**Data records:**

__________________________________________________

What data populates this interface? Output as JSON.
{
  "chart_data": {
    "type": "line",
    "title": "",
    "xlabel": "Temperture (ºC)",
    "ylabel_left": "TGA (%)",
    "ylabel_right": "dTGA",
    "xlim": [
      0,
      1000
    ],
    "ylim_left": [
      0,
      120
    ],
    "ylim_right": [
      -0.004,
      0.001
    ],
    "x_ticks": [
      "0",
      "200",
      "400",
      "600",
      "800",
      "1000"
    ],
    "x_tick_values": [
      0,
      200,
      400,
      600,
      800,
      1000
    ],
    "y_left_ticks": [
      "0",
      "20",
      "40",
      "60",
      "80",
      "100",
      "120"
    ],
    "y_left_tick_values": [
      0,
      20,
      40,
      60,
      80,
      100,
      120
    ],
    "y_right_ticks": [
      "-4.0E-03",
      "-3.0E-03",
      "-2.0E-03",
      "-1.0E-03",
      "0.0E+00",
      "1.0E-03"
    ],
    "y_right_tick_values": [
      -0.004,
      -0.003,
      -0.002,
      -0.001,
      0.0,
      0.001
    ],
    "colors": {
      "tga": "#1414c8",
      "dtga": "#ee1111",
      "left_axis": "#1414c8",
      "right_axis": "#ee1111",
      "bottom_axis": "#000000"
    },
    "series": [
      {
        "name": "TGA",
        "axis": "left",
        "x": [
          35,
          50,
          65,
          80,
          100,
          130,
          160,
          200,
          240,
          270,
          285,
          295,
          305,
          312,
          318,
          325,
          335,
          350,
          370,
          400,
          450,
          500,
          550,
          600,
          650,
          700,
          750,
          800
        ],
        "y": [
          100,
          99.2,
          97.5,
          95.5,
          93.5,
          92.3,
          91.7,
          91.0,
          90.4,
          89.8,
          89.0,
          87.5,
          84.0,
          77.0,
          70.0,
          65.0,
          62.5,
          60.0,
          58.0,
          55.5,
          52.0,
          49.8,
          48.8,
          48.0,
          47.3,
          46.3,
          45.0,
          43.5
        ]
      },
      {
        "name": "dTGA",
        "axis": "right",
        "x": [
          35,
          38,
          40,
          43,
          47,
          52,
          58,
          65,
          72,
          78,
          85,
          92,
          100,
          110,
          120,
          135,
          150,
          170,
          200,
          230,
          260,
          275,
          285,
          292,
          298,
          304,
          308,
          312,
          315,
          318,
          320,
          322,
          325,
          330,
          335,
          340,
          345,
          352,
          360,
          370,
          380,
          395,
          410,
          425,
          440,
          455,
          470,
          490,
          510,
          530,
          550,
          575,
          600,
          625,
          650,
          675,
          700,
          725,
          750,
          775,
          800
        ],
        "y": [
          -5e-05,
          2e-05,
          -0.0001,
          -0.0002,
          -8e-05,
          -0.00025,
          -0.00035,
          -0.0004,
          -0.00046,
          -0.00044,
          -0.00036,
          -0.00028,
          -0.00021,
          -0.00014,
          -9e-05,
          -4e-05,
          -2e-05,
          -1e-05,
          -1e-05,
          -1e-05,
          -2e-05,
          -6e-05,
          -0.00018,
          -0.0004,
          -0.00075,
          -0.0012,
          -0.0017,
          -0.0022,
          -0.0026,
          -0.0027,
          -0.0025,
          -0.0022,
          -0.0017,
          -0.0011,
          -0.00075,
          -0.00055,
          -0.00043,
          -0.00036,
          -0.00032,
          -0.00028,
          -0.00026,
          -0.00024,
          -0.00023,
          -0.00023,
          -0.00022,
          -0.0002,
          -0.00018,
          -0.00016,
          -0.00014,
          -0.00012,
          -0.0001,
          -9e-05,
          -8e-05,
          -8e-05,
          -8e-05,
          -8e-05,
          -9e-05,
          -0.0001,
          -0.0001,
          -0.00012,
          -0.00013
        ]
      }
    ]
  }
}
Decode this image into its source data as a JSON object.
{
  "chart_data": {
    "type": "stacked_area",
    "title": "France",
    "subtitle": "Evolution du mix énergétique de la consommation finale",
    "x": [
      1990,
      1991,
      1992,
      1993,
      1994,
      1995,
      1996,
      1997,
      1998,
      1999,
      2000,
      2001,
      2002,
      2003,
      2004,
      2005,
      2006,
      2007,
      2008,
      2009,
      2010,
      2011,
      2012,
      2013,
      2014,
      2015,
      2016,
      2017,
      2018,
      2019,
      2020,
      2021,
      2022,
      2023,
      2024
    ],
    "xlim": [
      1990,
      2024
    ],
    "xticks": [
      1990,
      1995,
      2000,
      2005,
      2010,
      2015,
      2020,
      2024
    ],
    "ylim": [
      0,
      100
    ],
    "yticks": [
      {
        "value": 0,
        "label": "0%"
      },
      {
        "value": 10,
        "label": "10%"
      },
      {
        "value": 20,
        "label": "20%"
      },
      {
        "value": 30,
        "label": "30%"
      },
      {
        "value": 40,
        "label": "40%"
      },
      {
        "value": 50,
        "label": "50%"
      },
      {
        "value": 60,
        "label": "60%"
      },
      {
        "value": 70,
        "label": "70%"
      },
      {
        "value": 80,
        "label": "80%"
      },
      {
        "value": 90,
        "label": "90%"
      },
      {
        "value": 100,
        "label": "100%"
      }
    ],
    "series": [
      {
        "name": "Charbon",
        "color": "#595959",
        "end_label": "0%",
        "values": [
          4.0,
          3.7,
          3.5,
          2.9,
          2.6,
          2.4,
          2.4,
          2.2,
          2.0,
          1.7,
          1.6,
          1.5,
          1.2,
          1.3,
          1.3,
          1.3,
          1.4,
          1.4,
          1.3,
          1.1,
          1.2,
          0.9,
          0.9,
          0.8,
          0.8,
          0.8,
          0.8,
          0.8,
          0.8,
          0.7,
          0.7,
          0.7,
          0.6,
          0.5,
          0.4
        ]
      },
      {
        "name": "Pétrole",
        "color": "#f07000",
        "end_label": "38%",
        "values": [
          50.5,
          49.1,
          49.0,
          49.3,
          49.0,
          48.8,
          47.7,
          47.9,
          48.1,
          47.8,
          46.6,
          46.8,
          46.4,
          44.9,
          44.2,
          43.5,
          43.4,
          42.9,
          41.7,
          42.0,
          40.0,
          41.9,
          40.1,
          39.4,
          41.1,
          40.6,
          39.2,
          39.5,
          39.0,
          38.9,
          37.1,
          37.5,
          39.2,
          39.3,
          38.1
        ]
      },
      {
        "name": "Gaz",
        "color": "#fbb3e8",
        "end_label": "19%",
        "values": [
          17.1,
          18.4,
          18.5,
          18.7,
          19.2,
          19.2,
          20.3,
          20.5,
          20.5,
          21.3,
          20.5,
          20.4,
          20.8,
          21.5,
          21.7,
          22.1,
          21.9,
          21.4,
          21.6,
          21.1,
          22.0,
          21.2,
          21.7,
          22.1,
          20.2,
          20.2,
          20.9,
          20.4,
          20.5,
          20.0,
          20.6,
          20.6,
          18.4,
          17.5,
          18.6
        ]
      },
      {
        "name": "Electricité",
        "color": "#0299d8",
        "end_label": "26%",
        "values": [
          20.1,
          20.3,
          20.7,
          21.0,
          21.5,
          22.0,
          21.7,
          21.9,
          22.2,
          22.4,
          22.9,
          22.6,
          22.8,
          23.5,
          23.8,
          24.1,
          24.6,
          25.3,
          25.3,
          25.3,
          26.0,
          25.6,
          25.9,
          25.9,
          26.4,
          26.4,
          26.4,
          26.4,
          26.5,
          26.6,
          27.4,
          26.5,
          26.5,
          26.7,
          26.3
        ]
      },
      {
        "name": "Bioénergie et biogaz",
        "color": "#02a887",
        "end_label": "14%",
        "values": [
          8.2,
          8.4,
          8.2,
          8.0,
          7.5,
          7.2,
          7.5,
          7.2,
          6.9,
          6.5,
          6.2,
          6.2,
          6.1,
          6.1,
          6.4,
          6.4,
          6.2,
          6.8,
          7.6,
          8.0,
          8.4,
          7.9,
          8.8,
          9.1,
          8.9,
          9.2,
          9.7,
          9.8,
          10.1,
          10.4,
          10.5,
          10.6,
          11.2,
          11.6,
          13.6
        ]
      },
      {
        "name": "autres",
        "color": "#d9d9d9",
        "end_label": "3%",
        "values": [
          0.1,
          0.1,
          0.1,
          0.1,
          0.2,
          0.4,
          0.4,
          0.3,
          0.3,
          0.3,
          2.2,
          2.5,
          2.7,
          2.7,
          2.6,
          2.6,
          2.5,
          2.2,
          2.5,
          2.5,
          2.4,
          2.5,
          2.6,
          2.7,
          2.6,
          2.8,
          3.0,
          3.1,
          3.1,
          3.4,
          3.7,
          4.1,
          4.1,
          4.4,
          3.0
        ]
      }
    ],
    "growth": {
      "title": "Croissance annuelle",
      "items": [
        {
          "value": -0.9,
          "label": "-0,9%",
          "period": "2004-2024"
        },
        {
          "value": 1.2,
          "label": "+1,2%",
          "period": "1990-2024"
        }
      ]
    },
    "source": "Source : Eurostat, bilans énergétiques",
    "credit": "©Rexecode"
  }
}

__________________________________________________

From the listing above, copy all lines holding the word "this".

What data populates this interface? Output as JSON.
Decode this image into its source data as a JSON object.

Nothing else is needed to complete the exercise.